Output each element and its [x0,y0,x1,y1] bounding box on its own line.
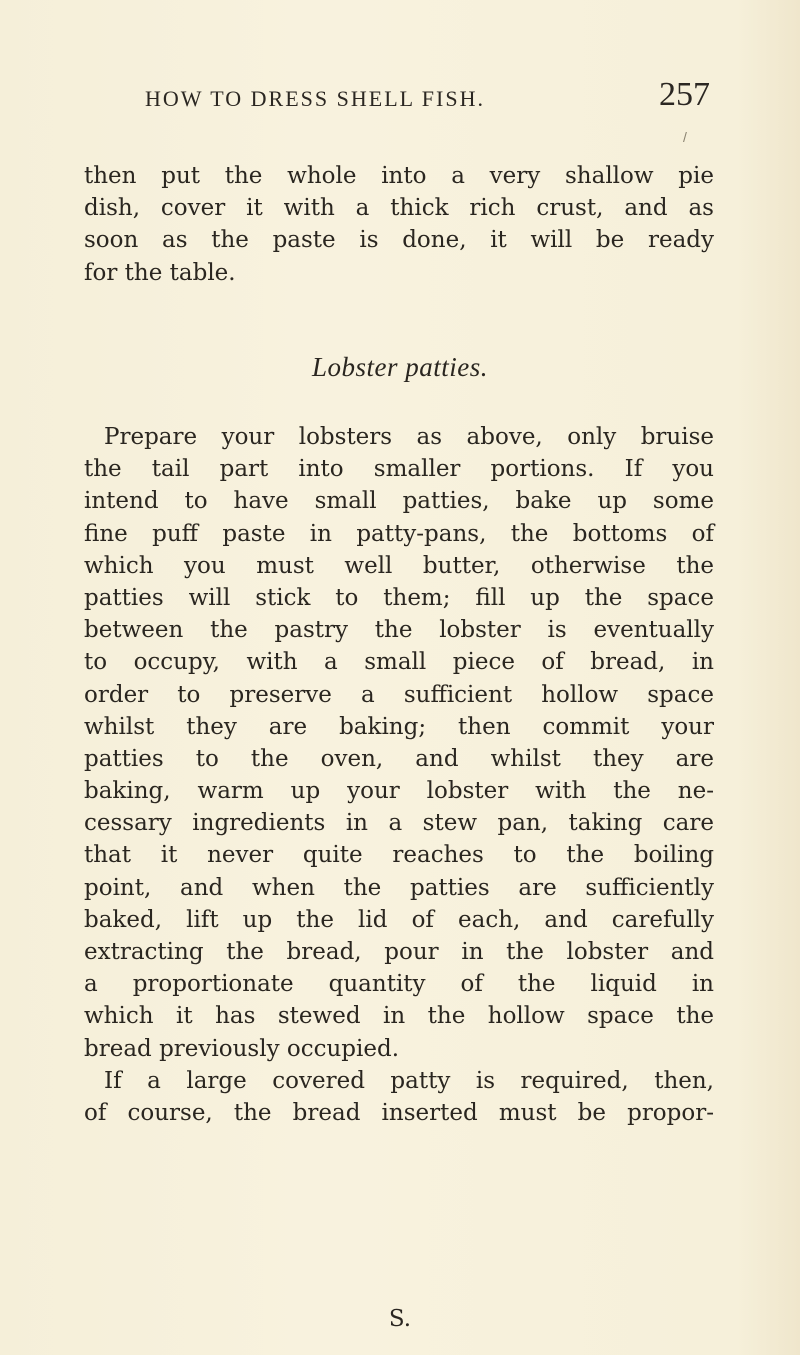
text-line: for the table. [84,259,236,286]
text-line: order to preserve a sufficient hollow space [84,681,714,708]
text-line: then put the whole into a very shallow pie [84,163,714,189]
text-line: the tail part into smaller portions. If you [84,456,714,483]
text-line: between the pastry the lobster is eventually [84,617,714,644]
text-line: cessary ingredients in a stew pan, taking care [84,810,714,837]
text-line: intend to have small patties, bake up some [84,488,714,515]
text-line: baked, lift up the lid of each, and carefully [84,906,714,933]
text-line: which you must well butter, otherwise the [84,552,714,579]
text-line: baking, warm up your lobster with the ne- [84,778,714,805]
text-line: which it has stewed in the hollow space the [84,1003,714,1030]
section-heading: Lobster patties. [311,352,488,382]
running-title: HOW TO DRESS SHELL FISH. [145,86,485,111]
running-head [145,78,710,118]
text-line: bread previously occupied. [84,1035,400,1062]
text-line: extracting the bread, pour in the lobster and [84,939,714,965]
paragraph-continued [84,160,714,289]
signature-mark: S. [388,1306,412,1332]
text-line: Prepare your lobsters as above, only bruise [104,424,714,450]
text-line: fine puff paste in patty-pans, the bottoms of [84,520,714,547]
paragraph-lobster-patties [84,421,714,1129]
pencil-mark: / [683,129,687,145]
text-line: patties will stick to them; fill up the space [84,584,714,611]
text-line: whilst they are baking; then commit your [84,713,714,740]
page-number: 257 [659,76,710,113]
text-line: patties to the oven, and whilst they are [84,745,714,772]
text-line: that it never quite reaches to the boiling [84,842,714,869]
text-line: dish, cover it with a thick rich crust, and as [84,195,714,222]
text-line: of course, the bread inserted must be propor- [84,1099,714,1126]
text-line: to occupy, with a small piece of bread, in [84,649,714,676]
text-line: a proportionate quantity of the liquid in [84,971,714,998]
text-line: point, and when the patties are sufficiently [84,874,714,901]
text-line: soon as the paste is done, it will be ready [84,227,714,254]
text-line: If a large covered patty is required, then, [104,1067,714,1094]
--
> [Work instructions] Please format everything from the entry containing "text-line: for the table. [84,259,236,286]" down to the entry containing "text-line: intend to", both included, as a JSON list of strings with one string per line and no blank lines.

> [Output]
[
  "text-line: for the table. [84,259,236,286]",
  "text-line: order to preserve a sufficient hollow space [84,681,714,708]",
  "text-line: then put the whole into a very shallow pie [84,163,714,189]",
  "text-line: the tail part into smaller portions. If you [84,456,714,483]",
  "text-line: between the pastry the lobster is eventually [84,617,714,644]",
  "text-line: cessary ingredients in a stew pan, taking care [84,810,714,837]",
  "text-line: intend to have small patties, bake up some [84,488,714,515]"
]